Entries supplied:
******
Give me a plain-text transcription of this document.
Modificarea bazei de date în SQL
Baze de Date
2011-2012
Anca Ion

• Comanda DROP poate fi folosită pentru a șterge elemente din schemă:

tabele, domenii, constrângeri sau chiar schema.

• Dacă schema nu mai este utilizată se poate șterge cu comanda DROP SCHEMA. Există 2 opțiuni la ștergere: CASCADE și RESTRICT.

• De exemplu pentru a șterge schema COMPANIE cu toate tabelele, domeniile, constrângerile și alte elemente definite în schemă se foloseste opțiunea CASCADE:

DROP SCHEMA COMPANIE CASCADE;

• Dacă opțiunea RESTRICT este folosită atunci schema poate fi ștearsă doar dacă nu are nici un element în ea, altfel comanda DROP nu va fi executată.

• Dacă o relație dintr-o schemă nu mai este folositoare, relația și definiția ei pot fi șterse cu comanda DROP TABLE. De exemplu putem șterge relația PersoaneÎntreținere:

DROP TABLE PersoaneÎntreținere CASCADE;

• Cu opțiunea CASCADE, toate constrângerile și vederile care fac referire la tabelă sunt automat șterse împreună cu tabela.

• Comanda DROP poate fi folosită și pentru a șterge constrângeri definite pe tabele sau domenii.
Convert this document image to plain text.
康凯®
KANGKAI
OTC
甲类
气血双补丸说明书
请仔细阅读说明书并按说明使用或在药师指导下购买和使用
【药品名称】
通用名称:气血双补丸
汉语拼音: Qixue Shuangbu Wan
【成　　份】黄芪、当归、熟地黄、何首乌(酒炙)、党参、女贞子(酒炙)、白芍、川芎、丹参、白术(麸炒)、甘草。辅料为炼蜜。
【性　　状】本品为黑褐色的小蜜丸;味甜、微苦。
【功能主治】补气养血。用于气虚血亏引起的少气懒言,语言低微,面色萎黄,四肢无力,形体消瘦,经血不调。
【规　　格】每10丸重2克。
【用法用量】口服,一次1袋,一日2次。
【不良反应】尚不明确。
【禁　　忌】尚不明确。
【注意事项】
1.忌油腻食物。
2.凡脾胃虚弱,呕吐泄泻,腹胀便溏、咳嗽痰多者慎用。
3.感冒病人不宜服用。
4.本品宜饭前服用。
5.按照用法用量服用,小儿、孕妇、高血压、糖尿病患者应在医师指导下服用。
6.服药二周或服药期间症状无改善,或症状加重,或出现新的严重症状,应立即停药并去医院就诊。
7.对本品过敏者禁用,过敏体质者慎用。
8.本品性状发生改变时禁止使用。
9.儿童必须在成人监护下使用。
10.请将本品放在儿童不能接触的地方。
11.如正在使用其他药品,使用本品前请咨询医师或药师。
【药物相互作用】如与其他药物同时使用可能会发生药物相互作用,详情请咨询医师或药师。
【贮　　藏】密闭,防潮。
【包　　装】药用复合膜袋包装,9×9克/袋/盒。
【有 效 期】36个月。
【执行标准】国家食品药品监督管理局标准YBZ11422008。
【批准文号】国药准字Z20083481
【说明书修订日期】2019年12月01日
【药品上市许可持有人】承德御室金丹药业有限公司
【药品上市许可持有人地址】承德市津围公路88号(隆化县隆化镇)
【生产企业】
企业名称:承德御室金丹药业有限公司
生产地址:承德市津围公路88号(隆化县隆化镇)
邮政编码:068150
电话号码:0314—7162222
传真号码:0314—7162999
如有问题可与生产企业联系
******
Written problem:
Retype exactly the lines from the one containing "Convert this document image to plain text." through the last line of the records above, including both.

Reply to the exercise:
Convert this document image to plain text.
康凯®
KANGKAI
OTC
甲类
气血双补丸说明书
请仔细阅读说明书并按说明使用或在药师指导下购买和使用
【药品名称】
通用名称:气血双补丸
汉语拼音: Qixue Shuangbu Wan
【成　　份】黄芪、当归、熟地黄、何首乌(酒炙)、党参、女贞子(酒炙)、白芍、川芎、丹参、白术(麸炒)、甘草。辅料为炼蜜。
【性　　状】本品为黑褐色的小蜜丸;味甜、微苦。
【功能主治】补气养血。用于气虚血亏引起的少气懒言,语言低微,面色萎黄,四肢无力,形体消瘦,经血不调。
【规　　格】每10丸重2克。
【用法用量】口服,一次1袋,一日2次。
【不良反应】尚不明确。
【禁　　忌】尚不明确。
【注意事项】
1.忌油腻食物。
2.凡脾胃虚弱,呕吐泄泻,腹胀便溏、咳嗽痰多者慎用。
3.感冒病人不宜服用。
4.本品宜饭前服用。
5.按照用法用量服用,小儿、孕妇、高血压、糖尿病患者应在医师指导下服用。
6.服药二周或服药期间症状无改善,或症状加重,或出现新的严重症状,应立即停药并去医院就诊。
7.对本品过敏者禁用,过敏体质者慎用。
8.本品性状发生改变时禁止使用。
9.儿童必须在成人监护下使用。
10.请将本品放在儿童不能接触的地方。
11.如正在使用其他药品,使用本品前请咨询医师或药师。
【药物相互作用】如与其他药物同时使用可能会发生药物相互作用,详情请咨询医师或药师。
【贮　　藏】密闭,防潮。
【包　　装】药用复合膜袋包装,9×9克/袋/盒。
【有 效 期】36个月。
【执行标准】国家食品药品监督管理局标准YBZ11422008。
【批准文号】国药准字Z20083481
【说明书修订日期】2019年12月01日
【药品上市许可持有人】承德御室金丹药业有限公司
【药品上市许可持有人地址】承德市津围公路88号(隆化县隆化镇)
【生产企业】
企业名称:承德御室金丹药业有限公司
生产地址:承德市津围公路88号(隆化县隆化镇)
邮政编码:068150
电话号码:0314—7162222
传真号码:0314—7162999
如有问题可与生产企业联系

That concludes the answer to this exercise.